### Work required
Keep the images out and copy every entry below exactly.
[start]
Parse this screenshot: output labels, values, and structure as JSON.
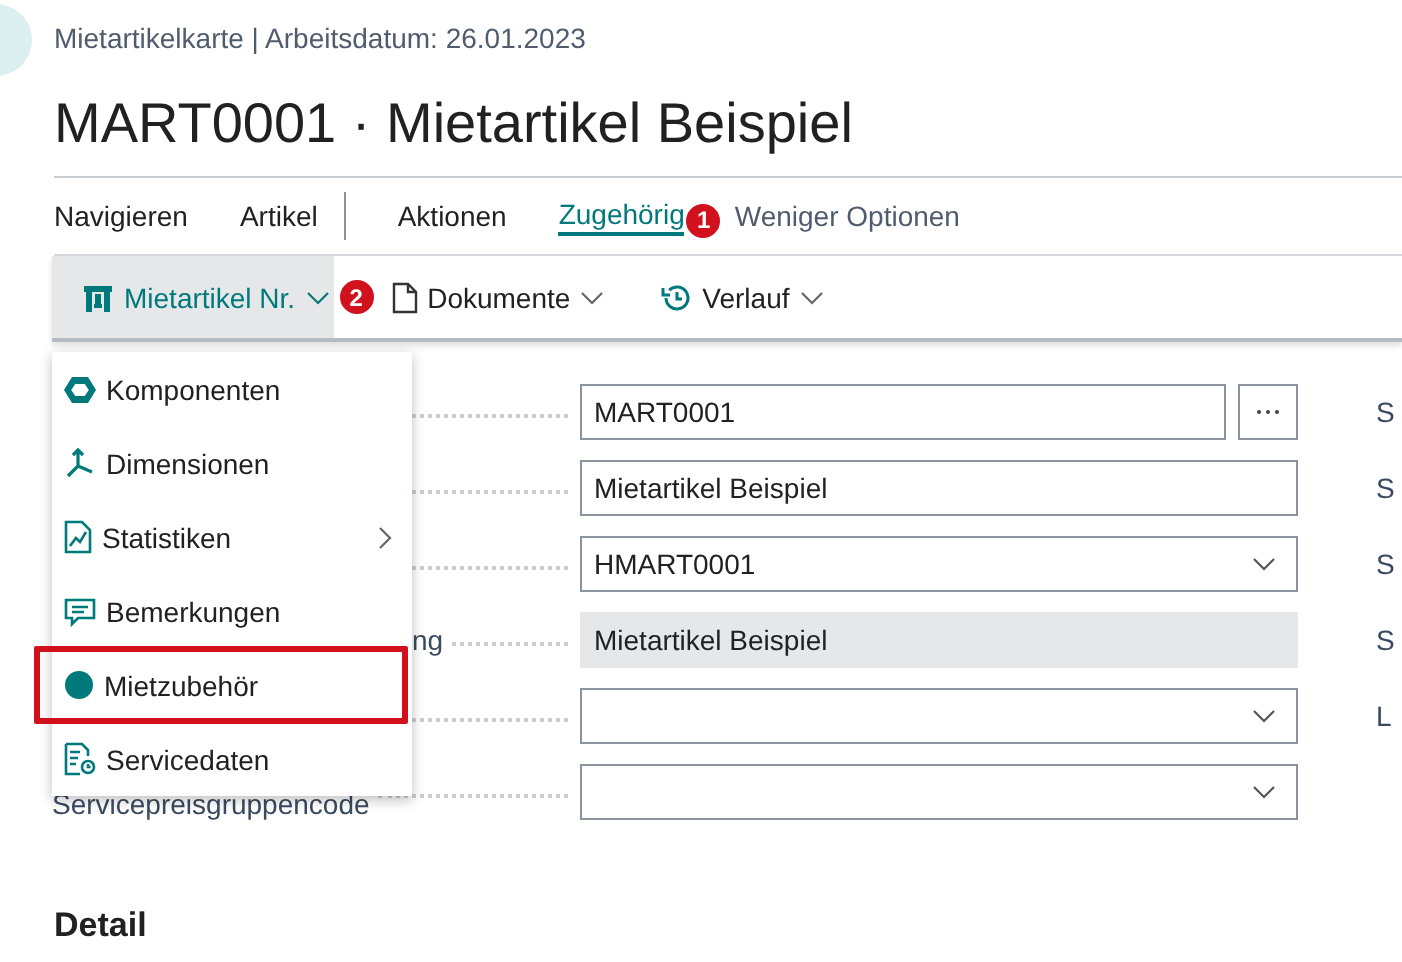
{
  "header": {
    "breadcrumb": "Mietartikelkarte | Arbeitsdatum: 26.01.2023",
    "title": "MART0001 · Mietartikel Beispiel"
  },
  "tabs": [
    {
      "label": "Navigieren",
      "kind": "tab",
      "selected": false,
      "separator_before": false
    },
    {
      "label": "Artikel",
      "kind": "tab",
      "selected": false,
      "separator_before": false
    },
    {
      "label": "Aktionen",
      "kind": "tab",
      "selected": false,
      "separator_before": true
    },
    {
      "label": "Zugehörig",
      "kind": "tab",
      "selected": true,
      "separator_before": false,
      "badge": "1"
    },
    {
      "label": "Weniger Optionen",
      "kind": "toggle",
      "selected": false,
      "separator_before": false
    }
  ],
  "toolbar": [
    {
      "label": "Mietartikel Nr.",
      "selected": true,
      "badge": "2"
    },
    {
      "label": "Dokumente",
      "selected": false
    },
    {
      "label": "Verlauf",
      "selected": false
    }
  ],
  "menu": {
    "items": [
      {
        "label": "Komponenten",
        "submenu": false,
        "highlighted": false
      },
      {
        "label": "Dimensionen",
        "submenu": false,
        "highlighted": false
      },
      {
        "label": "Statistiken",
        "submenu": true,
        "highlighted": false
      },
      {
        "label": "Bemerkungen",
        "submenu": false,
        "highlighted": false
      },
      {
        "label": "Mietzubehör",
        "submenu": false,
        "highlighted": true
      },
      {
        "label": "Servicedaten",
        "submenu": false,
        "highlighted": false
      }
    ]
  },
  "form": {
    "rows": [
      {
        "kind": "lookup",
        "value": "MART0001"
      },
      {
        "kind": "text",
        "value": "Mietartikel Beispiel"
      },
      {
        "kind": "dropdown",
        "value": "HMART0001"
      },
      {
        "kind": "readonly",
        "label": "ng",
        "label_covered": true,
        "value": "Mietartikel Beispiel"
      },
      {
        "kind": "dropdown"
      },
      {
        "kind": "dropdown",
        "label": "Servicepreisgruppencode",
        "label_covered": false
      }
    ],
    "right_labels": [
      "S",
      "S",
      "S",
      "S",
      "L"
    ]
  },
  "section": {
    "title": "Detail"
  }
}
[end]
### Result
Parse this screenshot: output labels, values, and structure as JSON.
{
  "header": {
    "breadcrumb": "Mietartikelkarte | Arbeitsdatum: 26.01.2023",
    "title": "MART0001 · Mietartikel Beispiel"
  },
  "tabs": [
    {
      "label": "Navigieren",
      "kind": "tab",
      "selected": false,
      "separator_before": false
    },
    {
      "label": "Artikel",
      "kind": "tab",
      "selected": false,
      "separator_before": false
    },
    {
      "label": "Aktionen",
      "kind": "tab",
      "selected": false,
      "separator_before": true
    },
    {
      "label": "Zugehörig",
      "kind": "tab",
      "selected": true,
      "separator_before": false,
      "badge": "1"
    },
    {
      "label": "Weniger Optionen",
      "kind": "toggle",
      "selected": false,
      "separator_before": false
    }
  ],
  "toolbar": [
    {
      "label": "Mietartikel Nr.",
      "selected": true,
      "badge": "2"
    },
    {
      "label": "Dokumente",
      "selected": false
    },
    {
      "label": "Verlauf",
      "selected": false
    }
  ],
  "menu": {
    "items": [
      {
        "label": "Komponenten",
        "submenu": false,
        "highlighted": false
      },
      {
        "label": "Dimensionen",
        "submenu": false,
        "highlighted": false
      },
      {
        "label": "Statistiken",
        "submenu": true,
        "highlighted": false
      },
      {
        "label": "Bemerkungen",
        "submenu": false,
        "highlighted": false
      },
      {
        "label": "Mietzubehör",
        "submenu": false,
        "highlighted": true
      },
      {
        "label": "Servicedaten",
        "submenu": false,
        "highlighted": false
      }
    ]
  },
  "form": {
    "rows": [
      {
        "kind": "lookup",
        "value": "MART0001"
      },
      {
        "kind": "text",
        "value": "Mietartikel Beispiel"
      },
      {
        "kind": "dropdown",
        "value": "HMART0001"
      },
      {
        "kind": "readonly",
        "label": "ng",
        "label_covered": true,
        "value": "Mietartikel Beispiel"
      },
      {
        "kind": "dropdown"
      },
      {
        "kind": "dropdown",
        "label": "Servicepreisgruppencode",
        "label_covered": false
      }
    ],
    "right_labels": [
      "S",
      "S",
      "S",
      "S",
      "L"
    ]
  },
  "section": {
    "title": "Detail"
  }
}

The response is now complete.